Crypto collectibles are non-fungible tokens. This means they are unique and cannot be interchanged like cryptocurrencies. Just like all new tennis balls are fungible (effectively interchangeable), until one is signed by Roger Federer, and becomes a unique collectible. At which point you can make money by selling it.
Last week we looked at gross earnings for three of the most popular Ethereum collectible games: CryptoKitties, Gods Unchained and My Crypto Heros. This week, we’re deducting how much players spent, to determine net revenues.
In each game most players spent more than they earned.
That is, they lost money.
But for the ones who did make a profit, the sums will make you want to reconsider your career choice.
One player made $700K breeding CryptoKitties (!)
CryptoKitties allows players to purchase, collect, breed and sell virtual cats on the Ethereum blockchain. Each resulting cat is unique and rivalrous, which means they can only be owned by a single user at a time.
You can’t play for free because you have to buy cats to breed them. Breeding new cats costs just the price of a transaction. You can then sell your cats for a small commission fee.
Game launched November 2017
Maximum net earnings: $698,887.
Median net earnings: $53
Average net earnings: $1,307
One user made $57K playing My Crypto Heroes.
My Crypto Heroes is a Japanese role-playing battle game that is built on the Ethereum blockchain. Users can play with historical inspired heroes, go on quests to find rare items, and battle against other players for rewards.
You can get started for free but the game really gets interesting once you start acquiring new heroes and accessories for them. Like the other two games you can also auction the assets you own to earn money. Unlike the other two games, players also earn referral fees.

■ YOUR OBJECTIVE ■
Set down the passage of the text about crypto collectible earnings starting with "You can’t play" and going on through "earn referral fees.", word for word. Rely solely on the text about crypto collectible earnings.

Stored data entries
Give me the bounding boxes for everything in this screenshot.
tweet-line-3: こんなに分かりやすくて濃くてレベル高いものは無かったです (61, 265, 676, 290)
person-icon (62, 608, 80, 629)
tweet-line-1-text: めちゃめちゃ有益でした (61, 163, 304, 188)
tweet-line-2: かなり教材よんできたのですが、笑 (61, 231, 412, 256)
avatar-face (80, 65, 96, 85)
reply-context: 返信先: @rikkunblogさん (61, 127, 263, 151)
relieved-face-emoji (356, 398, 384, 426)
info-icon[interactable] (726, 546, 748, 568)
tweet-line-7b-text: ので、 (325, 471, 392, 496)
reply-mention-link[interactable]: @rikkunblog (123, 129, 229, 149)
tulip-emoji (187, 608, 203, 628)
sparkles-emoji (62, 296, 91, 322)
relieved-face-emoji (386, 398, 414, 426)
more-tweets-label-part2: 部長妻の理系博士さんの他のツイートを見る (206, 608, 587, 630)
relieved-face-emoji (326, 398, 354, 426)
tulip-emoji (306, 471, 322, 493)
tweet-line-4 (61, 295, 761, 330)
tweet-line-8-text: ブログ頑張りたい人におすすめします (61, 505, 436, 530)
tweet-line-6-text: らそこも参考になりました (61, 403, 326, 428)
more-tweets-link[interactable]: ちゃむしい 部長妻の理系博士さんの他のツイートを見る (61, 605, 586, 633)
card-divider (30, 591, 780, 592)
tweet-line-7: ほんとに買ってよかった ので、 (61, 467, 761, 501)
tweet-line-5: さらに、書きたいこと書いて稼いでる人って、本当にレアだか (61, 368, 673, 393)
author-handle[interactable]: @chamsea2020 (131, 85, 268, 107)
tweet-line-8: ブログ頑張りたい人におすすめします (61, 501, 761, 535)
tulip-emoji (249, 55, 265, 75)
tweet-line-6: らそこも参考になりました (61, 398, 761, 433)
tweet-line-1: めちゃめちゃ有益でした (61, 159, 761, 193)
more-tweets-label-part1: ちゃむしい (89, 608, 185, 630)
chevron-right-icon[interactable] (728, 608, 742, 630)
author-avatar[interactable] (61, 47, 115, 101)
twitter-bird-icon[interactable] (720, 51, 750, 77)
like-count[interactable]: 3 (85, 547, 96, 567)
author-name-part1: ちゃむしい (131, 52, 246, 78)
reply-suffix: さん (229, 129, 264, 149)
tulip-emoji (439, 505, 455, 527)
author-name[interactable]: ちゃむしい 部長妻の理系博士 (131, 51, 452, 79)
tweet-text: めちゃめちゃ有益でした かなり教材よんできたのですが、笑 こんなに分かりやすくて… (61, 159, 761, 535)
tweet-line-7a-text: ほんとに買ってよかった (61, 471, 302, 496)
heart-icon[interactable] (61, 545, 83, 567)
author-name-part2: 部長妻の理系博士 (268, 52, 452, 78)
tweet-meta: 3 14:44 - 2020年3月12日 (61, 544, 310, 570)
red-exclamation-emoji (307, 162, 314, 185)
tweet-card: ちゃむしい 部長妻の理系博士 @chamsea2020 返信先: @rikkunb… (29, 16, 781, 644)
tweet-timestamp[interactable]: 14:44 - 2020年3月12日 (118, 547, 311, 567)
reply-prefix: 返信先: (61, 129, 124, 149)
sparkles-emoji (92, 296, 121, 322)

■ TASK OUTPUT ■
You can’t play for free because you have to buy cats to breed them. Breeding new cats costs just the price of a transaction. You can then sell your cats for a small commission fee.
Game launched November 2017
Maximum net earnings: $698,887.
Median net earnings: $53
Average net earnings: $1,307
One user made $57K playing My Crypto Heroes.
My Crypto Heroes is a Japanese role-playing battle game that is built on the Ethereum blockchain. Users can play with historical inspired heroes, go on quests to find rare items, and battle against other players for rewards.
You can get started for free but the game really gets interesting once you start acquiring new heroes and accessories for them. Like the other two games you can also auction the assets you own to earn money. Unlike the other two games, players also earn referral fees.